OBJECTIVE> The listing below is to be output in its exact form.

[Extracted records]
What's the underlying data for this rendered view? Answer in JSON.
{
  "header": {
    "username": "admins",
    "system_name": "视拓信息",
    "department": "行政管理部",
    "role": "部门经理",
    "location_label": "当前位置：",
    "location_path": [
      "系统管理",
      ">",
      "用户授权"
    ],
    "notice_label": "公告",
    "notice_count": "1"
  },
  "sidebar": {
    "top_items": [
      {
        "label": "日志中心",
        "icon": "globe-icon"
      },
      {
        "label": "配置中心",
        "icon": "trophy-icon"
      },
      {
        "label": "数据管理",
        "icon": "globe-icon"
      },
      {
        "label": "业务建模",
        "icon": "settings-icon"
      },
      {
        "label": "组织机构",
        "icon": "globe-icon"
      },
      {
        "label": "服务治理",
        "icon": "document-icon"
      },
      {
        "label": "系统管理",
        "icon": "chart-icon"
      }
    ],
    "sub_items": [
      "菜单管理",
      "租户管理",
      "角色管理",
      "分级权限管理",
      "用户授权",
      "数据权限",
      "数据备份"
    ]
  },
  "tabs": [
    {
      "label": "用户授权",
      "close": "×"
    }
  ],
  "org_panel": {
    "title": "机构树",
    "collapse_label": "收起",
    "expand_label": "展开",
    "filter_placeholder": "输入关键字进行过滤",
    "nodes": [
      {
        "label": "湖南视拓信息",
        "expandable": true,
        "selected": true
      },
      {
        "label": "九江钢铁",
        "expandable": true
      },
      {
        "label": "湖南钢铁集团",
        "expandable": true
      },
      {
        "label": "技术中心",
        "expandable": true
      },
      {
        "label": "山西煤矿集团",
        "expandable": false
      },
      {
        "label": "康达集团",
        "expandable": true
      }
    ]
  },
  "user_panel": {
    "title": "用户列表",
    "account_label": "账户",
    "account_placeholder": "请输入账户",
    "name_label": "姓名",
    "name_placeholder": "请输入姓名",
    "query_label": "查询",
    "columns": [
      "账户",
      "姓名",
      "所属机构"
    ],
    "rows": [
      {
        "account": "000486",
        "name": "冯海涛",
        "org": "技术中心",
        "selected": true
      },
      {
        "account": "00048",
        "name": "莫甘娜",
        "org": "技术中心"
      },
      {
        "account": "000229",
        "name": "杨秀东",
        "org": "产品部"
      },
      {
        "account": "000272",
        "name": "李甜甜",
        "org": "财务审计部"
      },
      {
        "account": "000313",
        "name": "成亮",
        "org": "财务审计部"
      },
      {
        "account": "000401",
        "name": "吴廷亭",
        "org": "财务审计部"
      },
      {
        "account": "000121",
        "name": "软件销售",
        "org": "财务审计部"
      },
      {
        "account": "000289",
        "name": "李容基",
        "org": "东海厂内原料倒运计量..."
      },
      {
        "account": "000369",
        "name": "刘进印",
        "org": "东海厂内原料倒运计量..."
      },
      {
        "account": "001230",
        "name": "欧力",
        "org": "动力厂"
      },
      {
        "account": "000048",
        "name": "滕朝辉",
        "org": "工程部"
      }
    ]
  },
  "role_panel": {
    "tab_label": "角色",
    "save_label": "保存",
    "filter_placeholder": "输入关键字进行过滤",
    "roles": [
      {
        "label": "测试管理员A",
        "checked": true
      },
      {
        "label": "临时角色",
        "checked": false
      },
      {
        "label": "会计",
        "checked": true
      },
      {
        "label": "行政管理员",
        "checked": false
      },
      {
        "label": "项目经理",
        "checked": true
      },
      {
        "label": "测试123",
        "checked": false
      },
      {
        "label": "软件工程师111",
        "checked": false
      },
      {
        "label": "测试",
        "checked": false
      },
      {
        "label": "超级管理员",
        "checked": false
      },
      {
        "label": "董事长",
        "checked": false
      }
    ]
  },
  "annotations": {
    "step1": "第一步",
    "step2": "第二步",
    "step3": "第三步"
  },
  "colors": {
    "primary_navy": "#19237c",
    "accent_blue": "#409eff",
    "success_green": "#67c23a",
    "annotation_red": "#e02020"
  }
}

FULL OUTPUT>
What's the underlying data for this rendered view? Answer in JSON.
{
  "header": {
    "username": "admins",
    "system_name": "视拓信息",
    "department": "行政管理部",
    "role": "部门经理",
    "location_label": "当前位置：",
    "location_path": [
      "系统管理",
      ">",
      "用户授权"
    ],
    "notice_label": "公告",
    "notice_count": "1"
  },
  "sidebar": {
    "top_items": [
      {
        "label": "日志中心",
        "icon": "globe-icon"
      },
      {
        "label": "配置中心",
        "icon": "trophy-icon"
      },
      {
        "label": "数据管理",
        "icon": "globe-icon"
      },
      {
        "label": "业务建模",
        "icon": "settings-icon"
      },
      {
        "label": "组织机构",
        "icon": "globe-icon"
      },
      {
        "label": "服务治理",
        "icon": "document-icon"
      },
      {
        "label": "系统管理",
        "icon": "chart-icon"
      }
    ],
    "sub_items": [
      "菜单管理",
      "租户管理",
      "角色管理",
      "分级权限管理",
      "用户授权",
      "数据权限",
      "数据备份"
    ]
  },
  "tabs": [
    {
      "label": "用户授权",
      "close": "×"
    }
  ],
  "org_panel": {
    "title": "机构树",
    "collapse_label": "收起",
    "expand_label": "展开",
    "filter_placeholder": "输入关键字进行过滤",
    "nodes": [
      {
        "label": "湖南视拓信息",
        "expandable": true,
        "selected": true
      },
      {
        "label": "九江钢铁",
        "expandable": true
      },
      {
        "label": "湖南钢铁集团",
        "expandable": true
      },
      {
        "label": "技术中心",
        "expandable": true
      },
      {
        "label": "山西煤矿集团",
        "expandable": false
      },
      {
        "label": "康达集团",
        "expandable": true
      }
    ]
  },
  "user_panel": {
    "title": "用户列表",
    "account_label": "账户",
    "account_placeholder": "请输入账户",
    "name_label": "姓名",
    "name_placeholder": "请输入姓名",
    "query_label": "查询",
    "columns": [
      "账户",
      "姓名",
      "所属机构"
    ],
    "rows": [
      {
        "account": "000486",
        "name": "冯海涛",
        "org": "技术中心",
        "selected": true
      },
      {
        "account": "00048",
        "name": "莫甘娜",
        "org": "技术中心"
      },
      {
        "account": "000229",
        "name": "杨秀东",
        "org": "产品部"
      },
      {
        "account": "000272",
        "name": "李甜甜",
        "org": "财务审计部"
      },
      {
        "account": "000313",
        "name": "成亮",
        "org": "财务审计部"
      },
      {
        "account": "000401",
        "name": "吴廷亭",
        "org": "财务审计部"
      },
      {
        "account": "000121",
        "name": "软件销售",
        "org": "财务审计部"
      },
      {
        "account": "000289",
        "name": "李容基",
        "org": "东海厂内原料倒运计量..."
      },
      {
        "account": "000369",
        "name": "刘进印",
        "org": "东海厂内原料倒运计量..."
      },
      {
        "account": "001230",
        "name": "欧力",
        "org": "动力厂"
      },
      {
        "account": "000048",
        "name": "滕朝辉",
        "org": "工程部"
      }
    ]
  },
  "role_panel": {
    "tab_label": "角色",
    "save_label": "保存",
    "filter_placeholder": "输入关键字进行过滤",
    "roles": [
      {
        "label": "测试管理员A",
        "checked": true
      },
      {
        "label": "临时角色",
        "checked": false
      },
      {
        "label": "会计",
        "checked": true
      },
      {
        "label": "行政管理员",
        "checked": false
      },
      {
        "label": "项目经理",
        "checked": true
      },
      {
        "label": "测试123",
        "checked": false
      },
      {
        "label": "软件工程师111",
        "checked": false
      },
      {
        "label": "测试",
        "checked": false
      },
      {
        "label": "超级管理员",
        "checked": false
      },
      {
        "label": "董事长",
        "checked": false
      }
    ]
  },
  "annotations": {
    "step1": "第一步",
    "step2": "第二步",
    "step3": "第三步"
  },
  "colors": {
    "primary_navy": "#19237c",
    "accent_blue": "#409eff",
    "success_green": "#67c23a",
    "annotation_red": "#e02020"
  }
}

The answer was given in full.